(Task details):
Check every line of the entries below for the word "troon", and copy the ones that have it.

[Data records]
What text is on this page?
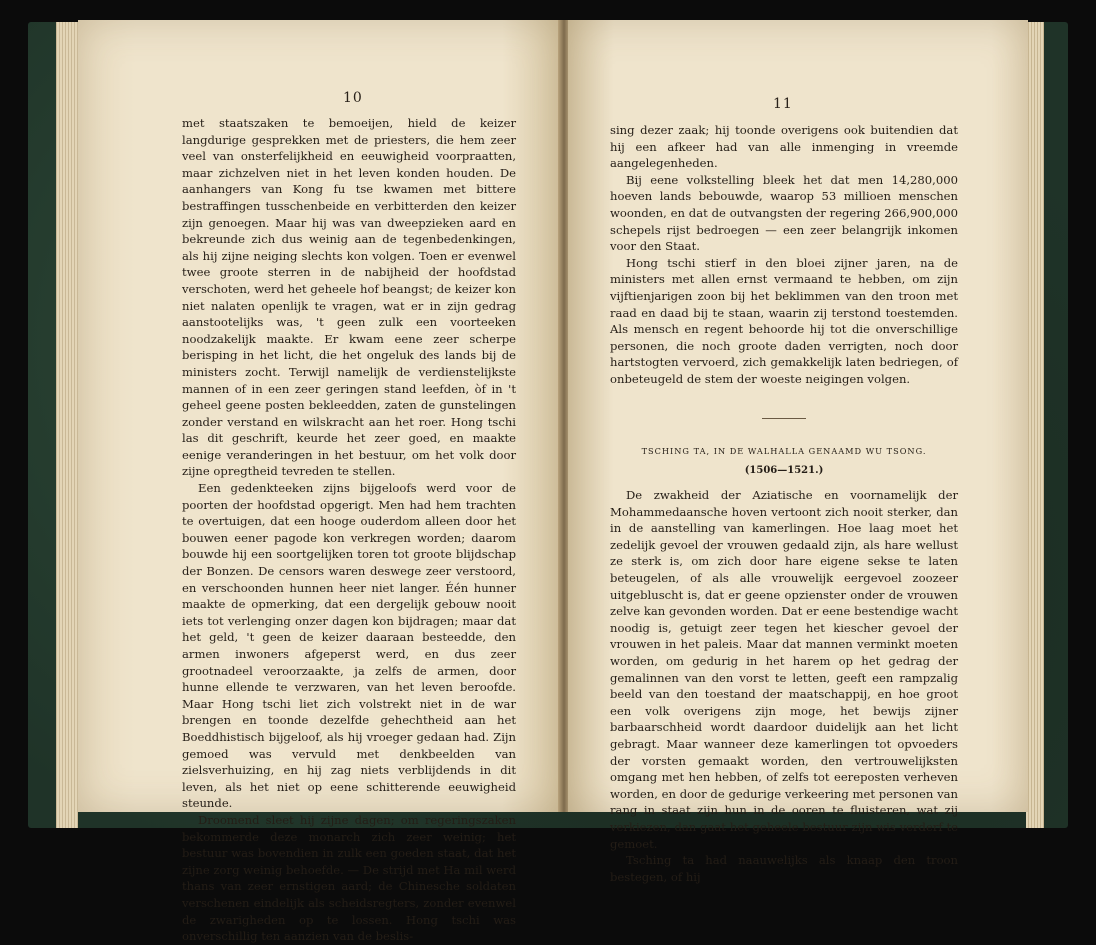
10

met staatszaken te bemoeijen, hield de keizer langdurige gesprekken met de priesters, die hem zeer veel van onsterfelijkheid en eeuwigheid voorpraatten, maar zichzelven niet in het leven konden houden. De aanhangers van Kong fu tse kwamen met bittere bestraffingen tusschenbeide en verbitterden den keizer zijn genoegen. Maar hij was van dweepzieken aard en bekreunde zich dus weinig aan de tegenbedenkingen, als hij zijne neiging slechts kon volgen. Toen er evenwel twee groote sterren in de nabijheid der hoofdstad verschoten, werd het geheele hof beangst; de keizer kon niet nalaten openlijk te vragen, wat er in zijn gedrag aanstootelijks was, 't geen zulk een voorteeken noodzakelijk maakte. Er kwam eene zeer scherpe berisping in het licht, die het ongeluk des lands bij de ministers zocht. Terwijl namelijk de verdienstelijkste mannen of in een zeer geringen stand leefden, òf in 't geheel geene posten bekleedden, zaten de gunstelingen zonder verstand en wilskracht aan het roer. Hong tschi las dit geschrift, keurde het zeer goed, en maakte eenige veranderingen in het bestuur, om het volk door zijne opregtheid tevreden te stellen.

Een gedenkteeken zijns bijgeloofs werd voor de poorten der hoofdstad opgerigt. Men had hem trachten te overtuigen, dat een hooge ouderdom alleen door het bouwen eener pagode kon verkregen worden; daarom bouwde hij een soortgelijken toren tot groote blijdschap der Bonzen. De censors waren deswege zeer verstoord, en verschoonden hunnen heer niet langer. Één hunner maakte de opmerking, dat een dergelijk gebouw nooit iets tot verlenging onzer dagen kon bijdragen; maar dat het geld, 't geen de keizer daaraan besteedde, den armen inwoners afgeperst werd, en dus zeer grootnadeel veroorzaakte, ja zelfs de armen, door hunne ellende te verzwaren, van het leven beroofde. Maar Hong tschi liet zich volstrekt niet in de war brengen en toonde dezelfde gehechtheid aan het Boeddhistisch bijgeloof, als hij vroeger gedaan had. Zijn gemoed was vervuld met denkbeelden van zielsverhuizing, en hij zag niets verblijdends in dit leven, als het niet op eene schitterende eeuwigheid steunde.

Droomend sleet hij zijne dagen; om regeringszaken bekommerde deze monarch zich zeer weinig; het bestuur was bovendien in zulk een goeden staat, dat het zijne zorg weinig behoefde. — De strijd met Ha mil werd thans van zeer ernstigen aard; de Chinesche soldaten verschenen eindelijk als scheidsregters, zonder evenwel de zwarigheden op te lossen. Hong tschi was onverschillig ten aanzien van de beslis-

11

sing dezer zaak; hij toonde overigens ook buitendien dat hij een afkeer had van alle inmenging in vreemde aangelegenheden.

Bij eene volkstelling bleek het dat men 14,280,000 hoeven lands bebouwde, waarop 53 millioen menschen woonden, en dat de outvangsten der regering 266,900,000 schepels rijst bedroegen — een zeer belangrijk inkomen voor den Staat.

Hong tschi stierf in den bloei zijner jaren, na de ministers met allen ernst vermaand te hebben, om zijn vijftienjarigen zoon bij het beklimmen van den troon met raad en daad bij te staan, waarin zij terstond toestemden. Als mensch en regent behoorde hij tot die onverschillige personen, die noch groote daden verrigten, noch door hartstogten vervoerd, zich gemakkelijk laten bedriegen, of onbeteugeld de stem der woeste neigingen volgen.

TSCHING TA, IN DE WALHALLA GENAAMD WU TSONG.
(1506—1521.)

De zwakheid der Aziatische en voornamelijk der Mohammedaansche hoven vertoont zich nooit sterker, dan in de aanstelling van kamerlingen. Hoe laag moet het zedelijk gevoel der vrouwen gedaald zijn, als hare wellust ze sterk is, om zich door hare eigene sekse te laten beteugelen, of als alle vrouwelijk eergevoel zoozeer uitgebluscht is, dat er geene opzienster onder de vrouwen zelve kan gevonden worden. Dat er eene bestendige wacht noodig is, getuigt zeer tegen het kiescher gevoel der vrouwen in het paleis. Maar dat mannen verminkt moeten worden, om gedurig in het harem op het gedrag der gemalinnen van den vorst te letten, geeft een rampzalig beeld van den toestand der maatschappij, en hoe groot een volk overigens zijn moge, het bewijs zijner barbaarschheid wordt daardoor duidelijk aan het licht gebragt. Maar wanneer deze kamerlingen tot opvoeders der vorsten gemaakt worden, den vertrouwelijksten omgang met hen hebben, of zelfs tot eereposten verheven worden, en door de gedurige verkeering met personen van rang in staat zijn hun in de ooren te fluisteren, wat zij verkiezen, dan gaat het geheele bestuur zijn wis verderf te gemoet.

Tsching ta had naauwelijks als knaap den troon bestegen, of hij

(Reply):
Hong tschi stierf in den bloei zijner jaren, na de ministers met allen ernst vermaand te hebben, om zijn vijftienjarigen zoon bij het beklimmen van den troon met raad en daad bij te staan, waarin zij terstond toestemden. Als mensch en regent behoorde hij tot die onverschillige personen, die noch groote daden verrigten, noch door hartstogten vervoerd, zich gemakkelijk laten bedriegen, of onbeteugeld de stem der woeste neigingen volgen.
Tsching ta had naauwelijks als knaap den troon bestegen, of hij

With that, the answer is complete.